● **Task**
Which lines in the records below contain the word "this"? Copy each one out.

● **Recorded data**
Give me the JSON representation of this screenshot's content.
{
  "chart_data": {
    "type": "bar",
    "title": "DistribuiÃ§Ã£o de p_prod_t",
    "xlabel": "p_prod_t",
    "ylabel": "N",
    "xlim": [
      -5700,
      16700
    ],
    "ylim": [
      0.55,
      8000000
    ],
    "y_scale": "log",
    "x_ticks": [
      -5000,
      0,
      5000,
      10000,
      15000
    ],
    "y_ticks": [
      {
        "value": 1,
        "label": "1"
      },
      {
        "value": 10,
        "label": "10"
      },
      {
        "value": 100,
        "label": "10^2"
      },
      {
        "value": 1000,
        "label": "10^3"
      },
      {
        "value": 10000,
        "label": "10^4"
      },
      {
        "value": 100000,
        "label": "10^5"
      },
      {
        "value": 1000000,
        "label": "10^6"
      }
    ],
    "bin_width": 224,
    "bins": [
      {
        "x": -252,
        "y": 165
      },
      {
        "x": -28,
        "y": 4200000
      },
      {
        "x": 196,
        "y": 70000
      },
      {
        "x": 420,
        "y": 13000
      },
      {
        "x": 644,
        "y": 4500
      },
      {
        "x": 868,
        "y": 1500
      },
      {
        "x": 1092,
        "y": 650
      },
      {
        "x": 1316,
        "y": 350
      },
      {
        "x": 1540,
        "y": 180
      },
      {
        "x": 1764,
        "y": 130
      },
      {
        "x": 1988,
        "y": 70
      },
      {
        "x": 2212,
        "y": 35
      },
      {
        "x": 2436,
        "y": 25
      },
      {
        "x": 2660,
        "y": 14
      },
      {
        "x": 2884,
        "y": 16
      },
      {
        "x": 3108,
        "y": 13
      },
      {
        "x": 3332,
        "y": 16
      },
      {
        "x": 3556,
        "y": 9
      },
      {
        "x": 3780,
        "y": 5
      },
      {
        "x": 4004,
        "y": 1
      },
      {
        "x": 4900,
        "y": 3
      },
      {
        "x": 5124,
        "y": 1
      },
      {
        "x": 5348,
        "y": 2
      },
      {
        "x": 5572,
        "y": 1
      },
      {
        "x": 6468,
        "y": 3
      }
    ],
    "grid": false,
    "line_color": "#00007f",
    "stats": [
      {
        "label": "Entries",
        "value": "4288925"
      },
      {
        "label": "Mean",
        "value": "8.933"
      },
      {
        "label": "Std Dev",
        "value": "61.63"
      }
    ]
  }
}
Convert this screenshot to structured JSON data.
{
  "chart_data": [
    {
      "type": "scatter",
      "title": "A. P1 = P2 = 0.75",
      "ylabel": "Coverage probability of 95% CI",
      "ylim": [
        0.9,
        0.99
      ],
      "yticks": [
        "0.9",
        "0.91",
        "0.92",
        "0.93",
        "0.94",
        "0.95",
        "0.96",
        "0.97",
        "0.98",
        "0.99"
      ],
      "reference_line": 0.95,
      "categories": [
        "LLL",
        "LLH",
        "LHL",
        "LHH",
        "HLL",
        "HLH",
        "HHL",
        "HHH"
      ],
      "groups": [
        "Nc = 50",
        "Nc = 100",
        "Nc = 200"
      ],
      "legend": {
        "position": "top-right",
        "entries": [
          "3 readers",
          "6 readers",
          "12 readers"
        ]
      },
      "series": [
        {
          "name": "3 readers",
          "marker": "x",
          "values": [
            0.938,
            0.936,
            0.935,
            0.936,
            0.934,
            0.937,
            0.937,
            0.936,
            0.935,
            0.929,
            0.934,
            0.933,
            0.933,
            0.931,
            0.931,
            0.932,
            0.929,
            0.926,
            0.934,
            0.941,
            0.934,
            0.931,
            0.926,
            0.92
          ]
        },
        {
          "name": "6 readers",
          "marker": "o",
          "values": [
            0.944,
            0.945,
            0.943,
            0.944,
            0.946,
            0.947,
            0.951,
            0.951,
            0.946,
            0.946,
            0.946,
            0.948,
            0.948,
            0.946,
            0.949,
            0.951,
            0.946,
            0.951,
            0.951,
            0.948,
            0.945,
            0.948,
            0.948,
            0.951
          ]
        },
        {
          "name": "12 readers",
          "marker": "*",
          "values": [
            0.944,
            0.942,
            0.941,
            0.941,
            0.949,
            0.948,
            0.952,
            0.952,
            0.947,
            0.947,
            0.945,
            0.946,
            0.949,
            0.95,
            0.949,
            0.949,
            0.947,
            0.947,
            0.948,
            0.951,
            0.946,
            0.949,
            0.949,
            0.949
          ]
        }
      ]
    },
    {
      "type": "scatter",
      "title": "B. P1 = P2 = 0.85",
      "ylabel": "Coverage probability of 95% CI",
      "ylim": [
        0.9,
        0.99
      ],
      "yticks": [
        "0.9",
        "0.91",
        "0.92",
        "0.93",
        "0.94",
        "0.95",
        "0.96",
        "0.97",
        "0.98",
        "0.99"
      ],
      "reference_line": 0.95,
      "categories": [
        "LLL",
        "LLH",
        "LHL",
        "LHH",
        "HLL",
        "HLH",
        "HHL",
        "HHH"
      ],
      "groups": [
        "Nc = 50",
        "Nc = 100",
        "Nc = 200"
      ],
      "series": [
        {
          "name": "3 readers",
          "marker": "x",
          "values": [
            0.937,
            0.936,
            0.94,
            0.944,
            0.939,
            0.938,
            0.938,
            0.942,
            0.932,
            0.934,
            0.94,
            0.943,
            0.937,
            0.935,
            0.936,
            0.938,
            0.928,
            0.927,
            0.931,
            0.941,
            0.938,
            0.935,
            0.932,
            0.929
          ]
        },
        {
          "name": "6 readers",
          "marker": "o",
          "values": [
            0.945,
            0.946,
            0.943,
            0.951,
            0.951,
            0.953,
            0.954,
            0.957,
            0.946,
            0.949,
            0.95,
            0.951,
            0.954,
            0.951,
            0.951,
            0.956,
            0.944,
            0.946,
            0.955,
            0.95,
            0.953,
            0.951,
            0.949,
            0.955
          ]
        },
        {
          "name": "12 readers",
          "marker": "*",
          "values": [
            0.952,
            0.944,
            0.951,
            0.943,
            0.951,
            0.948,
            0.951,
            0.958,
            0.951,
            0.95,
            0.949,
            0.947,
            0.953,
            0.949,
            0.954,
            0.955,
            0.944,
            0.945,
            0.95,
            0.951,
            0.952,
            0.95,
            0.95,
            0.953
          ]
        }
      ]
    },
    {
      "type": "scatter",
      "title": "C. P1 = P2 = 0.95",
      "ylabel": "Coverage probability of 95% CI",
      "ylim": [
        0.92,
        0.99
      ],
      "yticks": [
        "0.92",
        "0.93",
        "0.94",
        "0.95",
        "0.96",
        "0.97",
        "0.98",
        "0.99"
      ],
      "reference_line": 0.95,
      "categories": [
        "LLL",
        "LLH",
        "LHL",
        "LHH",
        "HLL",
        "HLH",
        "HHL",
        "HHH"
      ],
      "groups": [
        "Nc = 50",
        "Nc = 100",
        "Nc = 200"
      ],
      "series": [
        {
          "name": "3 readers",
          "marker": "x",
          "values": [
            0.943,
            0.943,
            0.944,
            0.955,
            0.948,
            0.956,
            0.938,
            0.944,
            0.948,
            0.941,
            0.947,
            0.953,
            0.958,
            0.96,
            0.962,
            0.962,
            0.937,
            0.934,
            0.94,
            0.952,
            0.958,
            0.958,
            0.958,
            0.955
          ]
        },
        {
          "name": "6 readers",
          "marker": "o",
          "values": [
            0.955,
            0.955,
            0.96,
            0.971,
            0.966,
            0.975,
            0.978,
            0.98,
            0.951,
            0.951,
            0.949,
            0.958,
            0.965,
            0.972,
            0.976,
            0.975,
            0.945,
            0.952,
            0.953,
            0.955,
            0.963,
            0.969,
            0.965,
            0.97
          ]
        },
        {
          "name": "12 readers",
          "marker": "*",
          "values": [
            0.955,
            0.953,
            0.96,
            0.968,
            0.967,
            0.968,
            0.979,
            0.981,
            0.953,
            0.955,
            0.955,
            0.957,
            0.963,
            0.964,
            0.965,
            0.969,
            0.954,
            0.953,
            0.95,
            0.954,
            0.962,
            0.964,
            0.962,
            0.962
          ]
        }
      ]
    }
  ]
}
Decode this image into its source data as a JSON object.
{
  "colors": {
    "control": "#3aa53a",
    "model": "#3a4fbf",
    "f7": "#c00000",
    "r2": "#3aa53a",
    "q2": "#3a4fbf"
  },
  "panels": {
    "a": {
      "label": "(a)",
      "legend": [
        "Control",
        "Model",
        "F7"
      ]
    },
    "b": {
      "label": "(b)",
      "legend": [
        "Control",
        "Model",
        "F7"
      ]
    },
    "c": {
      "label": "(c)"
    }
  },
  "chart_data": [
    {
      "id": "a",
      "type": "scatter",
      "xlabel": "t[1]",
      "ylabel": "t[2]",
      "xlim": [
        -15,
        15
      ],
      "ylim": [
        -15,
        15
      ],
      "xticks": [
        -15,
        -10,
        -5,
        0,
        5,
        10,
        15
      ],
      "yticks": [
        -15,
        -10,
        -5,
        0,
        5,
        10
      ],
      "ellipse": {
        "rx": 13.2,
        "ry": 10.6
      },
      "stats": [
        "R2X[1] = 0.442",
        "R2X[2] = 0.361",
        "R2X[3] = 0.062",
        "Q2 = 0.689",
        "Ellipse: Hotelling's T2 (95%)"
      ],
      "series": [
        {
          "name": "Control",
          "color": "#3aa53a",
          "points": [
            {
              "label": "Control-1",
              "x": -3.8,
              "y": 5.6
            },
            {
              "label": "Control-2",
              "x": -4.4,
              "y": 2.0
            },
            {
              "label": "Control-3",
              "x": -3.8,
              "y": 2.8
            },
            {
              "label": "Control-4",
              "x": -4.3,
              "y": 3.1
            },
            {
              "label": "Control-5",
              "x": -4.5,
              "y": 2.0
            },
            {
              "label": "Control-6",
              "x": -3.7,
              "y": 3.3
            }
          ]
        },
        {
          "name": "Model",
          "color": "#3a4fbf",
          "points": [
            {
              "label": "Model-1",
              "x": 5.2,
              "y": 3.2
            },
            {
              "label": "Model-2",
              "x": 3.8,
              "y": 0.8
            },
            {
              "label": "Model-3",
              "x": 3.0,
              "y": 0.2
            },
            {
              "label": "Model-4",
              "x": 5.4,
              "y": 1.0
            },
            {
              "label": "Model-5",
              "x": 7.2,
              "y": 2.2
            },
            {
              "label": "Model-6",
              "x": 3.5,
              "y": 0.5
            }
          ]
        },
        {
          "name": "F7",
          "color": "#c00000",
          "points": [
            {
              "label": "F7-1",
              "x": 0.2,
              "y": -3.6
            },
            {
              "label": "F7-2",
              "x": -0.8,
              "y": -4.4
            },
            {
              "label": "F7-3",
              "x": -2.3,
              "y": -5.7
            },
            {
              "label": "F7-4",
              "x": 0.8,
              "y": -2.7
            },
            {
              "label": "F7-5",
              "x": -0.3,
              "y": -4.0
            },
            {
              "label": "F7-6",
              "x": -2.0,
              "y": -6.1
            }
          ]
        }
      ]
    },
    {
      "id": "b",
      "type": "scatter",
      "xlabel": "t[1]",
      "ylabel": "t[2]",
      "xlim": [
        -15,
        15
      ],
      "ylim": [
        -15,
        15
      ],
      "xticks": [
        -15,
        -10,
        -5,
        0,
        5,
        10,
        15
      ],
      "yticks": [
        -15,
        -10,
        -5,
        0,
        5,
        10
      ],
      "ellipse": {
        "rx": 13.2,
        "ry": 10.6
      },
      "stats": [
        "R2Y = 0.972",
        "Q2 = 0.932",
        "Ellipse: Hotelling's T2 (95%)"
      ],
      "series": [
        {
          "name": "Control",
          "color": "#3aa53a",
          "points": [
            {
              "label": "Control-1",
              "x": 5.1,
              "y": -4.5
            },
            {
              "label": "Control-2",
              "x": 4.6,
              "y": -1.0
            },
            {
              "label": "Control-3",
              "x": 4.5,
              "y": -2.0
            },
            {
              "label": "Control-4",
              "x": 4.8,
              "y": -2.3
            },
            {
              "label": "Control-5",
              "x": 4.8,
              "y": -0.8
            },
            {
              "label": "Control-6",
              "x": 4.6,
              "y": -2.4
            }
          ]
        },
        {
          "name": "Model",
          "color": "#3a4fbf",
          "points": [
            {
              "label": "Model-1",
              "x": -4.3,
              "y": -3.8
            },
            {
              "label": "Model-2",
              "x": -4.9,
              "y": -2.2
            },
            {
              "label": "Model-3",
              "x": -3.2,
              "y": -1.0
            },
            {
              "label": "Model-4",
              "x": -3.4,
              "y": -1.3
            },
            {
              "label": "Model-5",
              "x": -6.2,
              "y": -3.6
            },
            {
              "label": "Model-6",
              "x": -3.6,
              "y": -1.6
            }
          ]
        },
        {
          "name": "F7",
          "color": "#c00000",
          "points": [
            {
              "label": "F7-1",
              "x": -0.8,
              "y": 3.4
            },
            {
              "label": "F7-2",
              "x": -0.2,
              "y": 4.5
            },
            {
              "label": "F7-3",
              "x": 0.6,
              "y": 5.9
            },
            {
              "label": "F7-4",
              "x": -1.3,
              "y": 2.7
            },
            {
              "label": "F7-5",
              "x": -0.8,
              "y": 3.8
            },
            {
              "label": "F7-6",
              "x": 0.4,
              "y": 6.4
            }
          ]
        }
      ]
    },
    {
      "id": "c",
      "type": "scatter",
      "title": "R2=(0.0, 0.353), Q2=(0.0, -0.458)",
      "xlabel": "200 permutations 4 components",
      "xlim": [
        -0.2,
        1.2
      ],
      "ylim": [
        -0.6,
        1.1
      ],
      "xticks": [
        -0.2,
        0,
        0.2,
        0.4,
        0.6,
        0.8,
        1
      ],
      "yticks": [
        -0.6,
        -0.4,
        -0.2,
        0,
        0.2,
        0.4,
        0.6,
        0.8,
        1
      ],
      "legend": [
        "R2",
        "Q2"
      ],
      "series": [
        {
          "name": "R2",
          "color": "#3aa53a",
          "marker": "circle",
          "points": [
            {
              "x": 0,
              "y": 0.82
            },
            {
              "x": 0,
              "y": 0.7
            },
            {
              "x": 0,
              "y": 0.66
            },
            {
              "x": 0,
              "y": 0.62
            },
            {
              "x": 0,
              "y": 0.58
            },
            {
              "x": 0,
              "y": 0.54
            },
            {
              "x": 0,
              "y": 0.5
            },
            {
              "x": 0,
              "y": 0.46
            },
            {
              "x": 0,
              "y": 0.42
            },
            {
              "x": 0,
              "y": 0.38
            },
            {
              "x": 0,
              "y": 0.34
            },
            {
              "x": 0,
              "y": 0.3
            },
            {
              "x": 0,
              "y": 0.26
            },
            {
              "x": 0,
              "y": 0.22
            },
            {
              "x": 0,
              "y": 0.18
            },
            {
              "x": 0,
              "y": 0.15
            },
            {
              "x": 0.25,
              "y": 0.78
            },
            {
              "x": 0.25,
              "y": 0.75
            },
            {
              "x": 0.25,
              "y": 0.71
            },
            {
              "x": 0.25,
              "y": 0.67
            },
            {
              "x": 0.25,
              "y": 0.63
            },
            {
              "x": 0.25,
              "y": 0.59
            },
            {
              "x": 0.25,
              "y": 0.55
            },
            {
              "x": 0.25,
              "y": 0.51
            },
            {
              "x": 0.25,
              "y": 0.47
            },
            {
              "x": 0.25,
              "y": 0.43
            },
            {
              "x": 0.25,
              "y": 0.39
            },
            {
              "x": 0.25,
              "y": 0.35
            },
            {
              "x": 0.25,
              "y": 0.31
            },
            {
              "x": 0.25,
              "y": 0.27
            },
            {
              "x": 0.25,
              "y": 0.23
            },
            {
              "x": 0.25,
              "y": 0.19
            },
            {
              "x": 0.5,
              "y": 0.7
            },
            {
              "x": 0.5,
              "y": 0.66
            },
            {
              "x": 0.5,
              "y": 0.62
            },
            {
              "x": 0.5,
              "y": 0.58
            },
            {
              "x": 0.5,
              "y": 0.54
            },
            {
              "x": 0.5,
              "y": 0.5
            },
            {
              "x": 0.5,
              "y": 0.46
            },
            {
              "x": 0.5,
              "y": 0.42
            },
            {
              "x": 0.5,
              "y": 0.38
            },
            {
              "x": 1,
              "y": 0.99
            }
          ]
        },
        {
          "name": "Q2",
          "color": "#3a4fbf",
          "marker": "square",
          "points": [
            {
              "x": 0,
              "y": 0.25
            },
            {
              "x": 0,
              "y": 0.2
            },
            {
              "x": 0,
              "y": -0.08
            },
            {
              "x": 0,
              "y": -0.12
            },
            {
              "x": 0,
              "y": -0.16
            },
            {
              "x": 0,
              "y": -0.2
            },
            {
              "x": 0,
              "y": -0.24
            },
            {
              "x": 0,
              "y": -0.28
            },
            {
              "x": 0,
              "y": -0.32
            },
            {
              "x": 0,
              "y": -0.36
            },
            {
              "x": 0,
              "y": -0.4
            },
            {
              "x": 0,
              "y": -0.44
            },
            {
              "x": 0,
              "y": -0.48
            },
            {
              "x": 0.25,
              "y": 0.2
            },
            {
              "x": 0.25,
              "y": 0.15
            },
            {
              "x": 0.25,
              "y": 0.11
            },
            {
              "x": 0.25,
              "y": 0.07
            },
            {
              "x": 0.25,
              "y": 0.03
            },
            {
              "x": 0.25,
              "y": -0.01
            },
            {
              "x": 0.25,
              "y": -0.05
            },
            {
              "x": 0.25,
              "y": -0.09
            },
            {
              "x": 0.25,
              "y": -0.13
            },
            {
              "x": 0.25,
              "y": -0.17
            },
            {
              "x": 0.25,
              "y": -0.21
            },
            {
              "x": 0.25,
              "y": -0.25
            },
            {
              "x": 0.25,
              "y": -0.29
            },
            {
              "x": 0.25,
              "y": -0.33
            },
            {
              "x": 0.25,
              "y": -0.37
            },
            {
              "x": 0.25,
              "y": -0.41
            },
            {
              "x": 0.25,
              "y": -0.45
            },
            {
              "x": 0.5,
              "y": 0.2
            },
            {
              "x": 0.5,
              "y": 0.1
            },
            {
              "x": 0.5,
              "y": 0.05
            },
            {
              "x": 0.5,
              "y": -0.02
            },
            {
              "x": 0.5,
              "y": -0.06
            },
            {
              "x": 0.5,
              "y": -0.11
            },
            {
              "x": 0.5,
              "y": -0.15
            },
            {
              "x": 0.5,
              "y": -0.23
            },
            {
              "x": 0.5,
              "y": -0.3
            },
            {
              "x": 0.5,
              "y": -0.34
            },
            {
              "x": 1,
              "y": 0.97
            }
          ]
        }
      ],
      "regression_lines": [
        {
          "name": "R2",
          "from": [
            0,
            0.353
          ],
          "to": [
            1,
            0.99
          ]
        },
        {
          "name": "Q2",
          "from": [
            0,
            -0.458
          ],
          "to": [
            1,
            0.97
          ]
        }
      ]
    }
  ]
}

● **Task output**
Give me the JSON representation of this screenshot's content.
Convert this screenshot to structured JSON data.
Decode this image into its source data as a JSON object.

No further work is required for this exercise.